Отрывок текста:
----
Глава третья
Россия и формирование Утрехтско-Ништадтской системы в первой четверти XVIII в. (Г. А. Санин)
Положение России в Вестфальской системе менялось в зависимости от решения ею своих основных национальных проблем и от эволюции самой системы международных отношений. Россия уже вошла в круг ведущих государств Восточной Европы, с ней вынуждены были считаться и поддерживать активные дипломатические отношения, заключать союзы или воевать Речь Посполитая, Швеция, Дания, Священная Римская империя германской нации (в дальнейшем изложении испльзуется также термин Империя), Персия, Османская империя. За льготы в торговле с Россией соперничали английские и голландские купцы.
Действия российской дипломатии постепенно приобретали европейский охват. В 1653, 1667 и 1671 гг. специальные русские дипломатические миссии были направлены к императору Священной Римской империи, во Францию, Испанию, Венецию, Швецию, Данию, Голландию с сообщениями о воссоединении Украины с Россией, об Андрусовском перемирии России и Речи Посполитой, о заключении ими антиосманского союза и призывом присоединиться к этому союзу[338]. С 1686 г. Россия вместе с государствами, входившими в Священную лигу, вела успешную войну против Османской империи, а в феврале-марте 1697 г. официально вошла в состав Лиги.
----
Фрагмент набора данных:
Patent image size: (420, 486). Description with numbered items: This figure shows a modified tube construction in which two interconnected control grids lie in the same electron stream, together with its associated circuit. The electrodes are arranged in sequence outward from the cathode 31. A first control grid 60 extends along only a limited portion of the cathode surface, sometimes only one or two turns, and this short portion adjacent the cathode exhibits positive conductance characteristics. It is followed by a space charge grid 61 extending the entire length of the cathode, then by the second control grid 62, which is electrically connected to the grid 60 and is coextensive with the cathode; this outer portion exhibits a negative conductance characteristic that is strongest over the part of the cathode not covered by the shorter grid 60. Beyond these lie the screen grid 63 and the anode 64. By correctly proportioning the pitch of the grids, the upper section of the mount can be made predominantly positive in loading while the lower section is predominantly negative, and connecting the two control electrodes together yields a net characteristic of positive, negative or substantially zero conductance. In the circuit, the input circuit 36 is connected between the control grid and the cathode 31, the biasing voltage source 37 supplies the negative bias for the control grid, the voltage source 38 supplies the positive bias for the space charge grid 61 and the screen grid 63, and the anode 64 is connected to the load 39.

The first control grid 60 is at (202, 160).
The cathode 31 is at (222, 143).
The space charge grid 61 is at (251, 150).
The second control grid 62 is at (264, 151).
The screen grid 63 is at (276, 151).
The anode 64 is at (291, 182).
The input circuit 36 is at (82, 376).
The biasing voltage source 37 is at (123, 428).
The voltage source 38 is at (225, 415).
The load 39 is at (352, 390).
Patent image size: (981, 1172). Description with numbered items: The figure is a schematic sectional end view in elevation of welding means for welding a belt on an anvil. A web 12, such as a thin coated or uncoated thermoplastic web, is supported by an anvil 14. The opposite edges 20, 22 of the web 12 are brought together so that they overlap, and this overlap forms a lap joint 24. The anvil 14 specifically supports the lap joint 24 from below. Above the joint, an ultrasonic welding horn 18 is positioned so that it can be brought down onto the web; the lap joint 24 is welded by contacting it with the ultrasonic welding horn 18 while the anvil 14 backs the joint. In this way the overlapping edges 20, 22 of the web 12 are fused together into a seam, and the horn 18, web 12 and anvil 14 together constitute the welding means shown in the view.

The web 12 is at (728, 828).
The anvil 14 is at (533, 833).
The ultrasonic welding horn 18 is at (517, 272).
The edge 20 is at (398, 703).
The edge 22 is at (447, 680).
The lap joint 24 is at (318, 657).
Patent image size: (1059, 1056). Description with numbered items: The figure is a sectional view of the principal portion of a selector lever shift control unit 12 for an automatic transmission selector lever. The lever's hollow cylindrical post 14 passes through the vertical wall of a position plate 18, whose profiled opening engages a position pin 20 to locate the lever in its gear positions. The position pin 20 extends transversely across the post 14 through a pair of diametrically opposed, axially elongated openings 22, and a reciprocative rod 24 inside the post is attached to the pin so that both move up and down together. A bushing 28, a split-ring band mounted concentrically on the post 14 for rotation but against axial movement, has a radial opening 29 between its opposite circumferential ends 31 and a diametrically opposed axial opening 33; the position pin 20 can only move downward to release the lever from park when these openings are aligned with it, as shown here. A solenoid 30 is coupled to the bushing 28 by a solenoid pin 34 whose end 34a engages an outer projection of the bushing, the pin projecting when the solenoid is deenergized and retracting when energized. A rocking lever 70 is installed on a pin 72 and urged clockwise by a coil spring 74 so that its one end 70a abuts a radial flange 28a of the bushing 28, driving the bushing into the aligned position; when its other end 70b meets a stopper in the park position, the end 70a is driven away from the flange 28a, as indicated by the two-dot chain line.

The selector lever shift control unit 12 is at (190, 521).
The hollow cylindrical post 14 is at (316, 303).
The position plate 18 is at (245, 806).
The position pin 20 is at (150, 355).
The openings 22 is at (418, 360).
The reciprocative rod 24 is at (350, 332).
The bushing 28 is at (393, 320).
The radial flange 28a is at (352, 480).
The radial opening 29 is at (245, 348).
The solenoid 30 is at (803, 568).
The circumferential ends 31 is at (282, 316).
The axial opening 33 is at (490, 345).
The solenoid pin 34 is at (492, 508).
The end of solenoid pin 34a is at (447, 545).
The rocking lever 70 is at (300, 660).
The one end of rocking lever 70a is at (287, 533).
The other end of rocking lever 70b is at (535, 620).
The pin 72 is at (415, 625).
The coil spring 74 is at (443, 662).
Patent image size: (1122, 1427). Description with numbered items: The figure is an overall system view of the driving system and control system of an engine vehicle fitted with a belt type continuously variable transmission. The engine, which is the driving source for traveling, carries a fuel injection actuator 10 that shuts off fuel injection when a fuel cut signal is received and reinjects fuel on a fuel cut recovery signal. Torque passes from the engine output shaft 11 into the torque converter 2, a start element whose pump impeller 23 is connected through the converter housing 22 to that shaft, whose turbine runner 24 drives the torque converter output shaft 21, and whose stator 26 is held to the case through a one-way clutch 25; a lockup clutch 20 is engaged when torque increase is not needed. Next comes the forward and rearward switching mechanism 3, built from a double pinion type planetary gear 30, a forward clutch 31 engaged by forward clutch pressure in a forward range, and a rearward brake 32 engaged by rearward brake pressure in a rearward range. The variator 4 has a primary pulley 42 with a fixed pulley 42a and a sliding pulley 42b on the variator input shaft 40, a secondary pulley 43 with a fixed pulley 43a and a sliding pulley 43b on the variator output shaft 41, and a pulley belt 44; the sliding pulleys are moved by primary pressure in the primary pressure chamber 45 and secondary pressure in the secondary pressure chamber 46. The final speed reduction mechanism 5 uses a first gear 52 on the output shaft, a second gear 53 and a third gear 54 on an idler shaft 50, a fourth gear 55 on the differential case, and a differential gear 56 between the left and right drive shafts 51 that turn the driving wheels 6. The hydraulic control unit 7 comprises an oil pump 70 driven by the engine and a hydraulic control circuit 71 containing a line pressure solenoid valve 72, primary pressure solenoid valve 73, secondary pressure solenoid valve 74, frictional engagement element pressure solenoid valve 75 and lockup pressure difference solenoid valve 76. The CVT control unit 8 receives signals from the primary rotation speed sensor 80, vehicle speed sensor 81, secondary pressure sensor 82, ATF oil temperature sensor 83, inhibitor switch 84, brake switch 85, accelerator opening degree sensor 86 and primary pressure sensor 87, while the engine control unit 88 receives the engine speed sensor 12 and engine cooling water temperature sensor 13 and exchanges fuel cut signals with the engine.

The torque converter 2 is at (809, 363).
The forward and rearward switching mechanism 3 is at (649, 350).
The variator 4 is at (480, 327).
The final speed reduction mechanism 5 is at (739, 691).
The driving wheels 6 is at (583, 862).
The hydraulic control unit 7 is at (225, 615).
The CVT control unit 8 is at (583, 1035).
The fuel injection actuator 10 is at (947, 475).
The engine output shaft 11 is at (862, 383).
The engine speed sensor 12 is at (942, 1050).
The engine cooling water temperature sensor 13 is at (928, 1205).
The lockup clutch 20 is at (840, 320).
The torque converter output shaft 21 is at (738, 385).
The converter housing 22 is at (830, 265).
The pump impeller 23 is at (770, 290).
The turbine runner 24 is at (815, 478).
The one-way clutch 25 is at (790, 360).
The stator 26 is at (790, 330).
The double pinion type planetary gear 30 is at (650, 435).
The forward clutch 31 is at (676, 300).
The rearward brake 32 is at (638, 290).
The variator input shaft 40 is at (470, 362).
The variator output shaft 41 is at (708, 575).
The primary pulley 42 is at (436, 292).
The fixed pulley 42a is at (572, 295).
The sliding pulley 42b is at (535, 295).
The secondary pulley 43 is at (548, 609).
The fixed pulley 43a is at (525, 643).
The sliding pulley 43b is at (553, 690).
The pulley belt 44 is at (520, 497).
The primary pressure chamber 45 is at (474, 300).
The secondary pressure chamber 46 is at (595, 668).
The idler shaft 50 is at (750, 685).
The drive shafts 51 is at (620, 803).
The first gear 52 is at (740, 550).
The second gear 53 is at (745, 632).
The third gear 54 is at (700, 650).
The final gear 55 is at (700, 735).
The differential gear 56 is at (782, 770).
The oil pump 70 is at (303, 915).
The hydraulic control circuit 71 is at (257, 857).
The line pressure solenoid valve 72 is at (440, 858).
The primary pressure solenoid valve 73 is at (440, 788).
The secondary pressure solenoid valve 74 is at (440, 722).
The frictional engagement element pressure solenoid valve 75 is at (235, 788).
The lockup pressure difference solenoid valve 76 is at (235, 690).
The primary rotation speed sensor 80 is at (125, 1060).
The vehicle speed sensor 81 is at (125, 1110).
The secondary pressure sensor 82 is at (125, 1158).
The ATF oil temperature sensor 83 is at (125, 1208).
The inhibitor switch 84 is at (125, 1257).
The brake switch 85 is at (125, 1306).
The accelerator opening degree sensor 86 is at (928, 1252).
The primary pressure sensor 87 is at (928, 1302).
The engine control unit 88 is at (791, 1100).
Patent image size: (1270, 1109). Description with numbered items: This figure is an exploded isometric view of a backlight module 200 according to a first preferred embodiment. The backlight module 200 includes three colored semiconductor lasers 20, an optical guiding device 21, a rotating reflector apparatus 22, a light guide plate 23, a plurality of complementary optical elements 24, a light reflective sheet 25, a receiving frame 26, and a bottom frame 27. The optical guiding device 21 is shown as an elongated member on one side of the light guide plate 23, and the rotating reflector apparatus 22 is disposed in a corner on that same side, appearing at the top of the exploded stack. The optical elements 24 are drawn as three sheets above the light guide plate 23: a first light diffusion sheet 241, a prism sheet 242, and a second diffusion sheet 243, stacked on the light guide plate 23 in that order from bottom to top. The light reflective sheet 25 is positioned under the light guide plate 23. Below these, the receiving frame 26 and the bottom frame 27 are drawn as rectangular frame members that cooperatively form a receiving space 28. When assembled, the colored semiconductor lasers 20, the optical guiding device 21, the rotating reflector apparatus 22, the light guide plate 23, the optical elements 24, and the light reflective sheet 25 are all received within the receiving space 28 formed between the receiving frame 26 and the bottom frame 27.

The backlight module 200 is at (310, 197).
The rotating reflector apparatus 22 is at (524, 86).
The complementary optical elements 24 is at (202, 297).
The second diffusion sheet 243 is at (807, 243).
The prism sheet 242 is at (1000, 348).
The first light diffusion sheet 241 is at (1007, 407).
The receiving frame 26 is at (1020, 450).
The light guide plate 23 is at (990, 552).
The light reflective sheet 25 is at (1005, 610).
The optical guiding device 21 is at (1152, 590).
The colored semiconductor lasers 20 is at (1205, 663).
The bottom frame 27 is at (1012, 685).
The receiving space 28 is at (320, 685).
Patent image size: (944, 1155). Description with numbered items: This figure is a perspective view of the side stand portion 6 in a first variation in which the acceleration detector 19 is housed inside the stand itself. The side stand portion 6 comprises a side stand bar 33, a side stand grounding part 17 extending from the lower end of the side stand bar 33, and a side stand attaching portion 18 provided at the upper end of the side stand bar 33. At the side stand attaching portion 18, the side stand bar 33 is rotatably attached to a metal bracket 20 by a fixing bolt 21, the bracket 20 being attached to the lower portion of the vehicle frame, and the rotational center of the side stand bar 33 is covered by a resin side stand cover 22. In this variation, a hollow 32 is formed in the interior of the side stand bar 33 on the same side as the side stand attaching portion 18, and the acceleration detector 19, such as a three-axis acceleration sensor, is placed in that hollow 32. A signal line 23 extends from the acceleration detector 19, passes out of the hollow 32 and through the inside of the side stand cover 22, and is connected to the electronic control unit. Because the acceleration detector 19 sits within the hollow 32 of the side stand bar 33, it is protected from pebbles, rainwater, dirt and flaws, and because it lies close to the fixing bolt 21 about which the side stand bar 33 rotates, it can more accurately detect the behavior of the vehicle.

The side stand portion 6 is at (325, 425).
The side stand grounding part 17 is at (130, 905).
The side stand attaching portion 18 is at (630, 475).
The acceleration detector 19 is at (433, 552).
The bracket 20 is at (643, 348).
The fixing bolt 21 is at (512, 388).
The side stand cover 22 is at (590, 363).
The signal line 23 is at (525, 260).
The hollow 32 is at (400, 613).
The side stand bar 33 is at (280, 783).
----
Что сделать:
#1 Перепишите без изменений часть отрывка о дипломатии России: начните со слов «Положение России в» и остановитесь после слов «и голландские купцы.».
#2 Пожалуйста, подхватите отрывок о дипломатии России и продолжите его с того места, на котором он заканчивается.

Ответы по заданиям:
#1
Положение России в Вестфальской системе менялось в зависимости от решения ею своих основных национальных проблем и от эволюции самой системы международных отношений. Россия уже вошла в круг ведущих государств Восточной Европы, с ней вынуждены были считаться и поддерживать активные дипломатические отношения, заключать союзы или воевать Речь Посполитая, Швеция, Дания, Священная Римская империя германской нации (в дальнейшем изложении испльзуется также термин Империя), Персия, Османская империя. За льготы в торговле с Россией соперничали английские и голландские купцы.

#2
По мере решения стоявших перед страной геополитических проблем возникали новые, более сложные задачи, соответствовавшие возросшим силам и возможностям государства. Возвращение утраченных в 1618 г. западных русских земель перерастало в геополитическую проблему воссоединения Украины с Россией. В 1654–1686 гг. Россия частично решила ее, вернув утраченные во время «смуты» Смоленск, Новгород-Северский, Чернигов, в состав России вошла Левобережная Украина, Киев и Запорожье. Геополитическая проблема обороны южной границы переросла к концу 1670-х гг. в проблему выхода России к Черному морю. После взятия в 1696 г. Азова на горизонте забрезжила проблема черноморских проливов Босфор и Дарданеллы[339], со всей остротой вставшая после Кючук-Кайнарджийского мира 1774 г. Тяжелым последствием «смуты» начала XVII в. была утрата последнего клочка балтийского побережья с устьем Невы и западным берегом. Предпринятая в 1656–1661 гг. попытка решить геополитическую задачу выйти к Балтийскому морю окончилась неудачей.
В ходе войны 1654–1667 гг. против примыкавшей к австрийским Габсбургам Речи Посполитой, Россия и Украина объективно были ближе к профранцузской группировке. Место России в Вестфальской системе изменилось после заключения в январе 1667 г. Андрусовского перемирия с Речью Посполитой, в котором не учитывались претензии Османской империи на Украину, что стало причиной антитурецких войн 1670–1690-х гг.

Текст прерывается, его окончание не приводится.